# Start of Records supplied
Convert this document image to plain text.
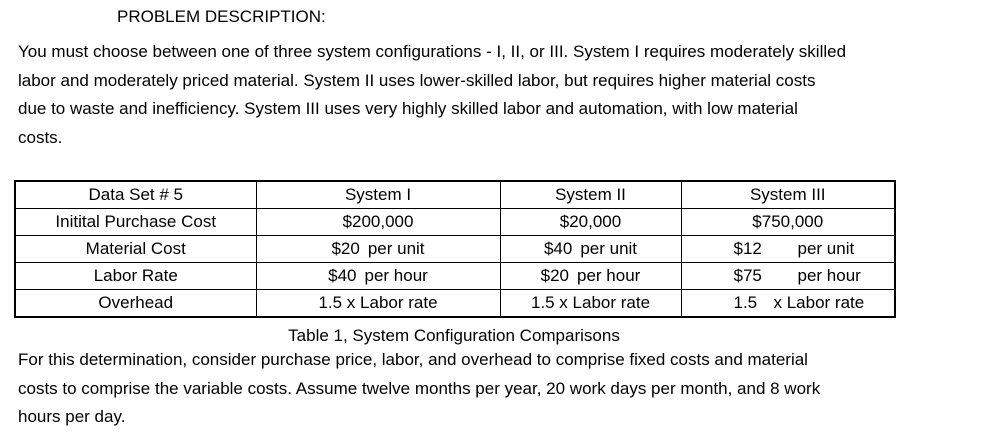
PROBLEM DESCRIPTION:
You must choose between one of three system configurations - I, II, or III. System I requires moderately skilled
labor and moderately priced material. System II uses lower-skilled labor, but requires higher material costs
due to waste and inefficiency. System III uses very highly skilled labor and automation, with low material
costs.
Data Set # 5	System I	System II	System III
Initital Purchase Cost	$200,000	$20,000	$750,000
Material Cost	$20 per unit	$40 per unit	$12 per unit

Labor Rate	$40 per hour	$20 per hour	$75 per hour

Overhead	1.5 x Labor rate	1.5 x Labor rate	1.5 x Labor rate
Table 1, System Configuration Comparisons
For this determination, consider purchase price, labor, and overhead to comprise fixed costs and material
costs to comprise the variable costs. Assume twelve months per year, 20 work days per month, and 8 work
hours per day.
# End of Records supplied
Challenge:
Say only how many lines in the records carry the word "System".

Expected answer:
5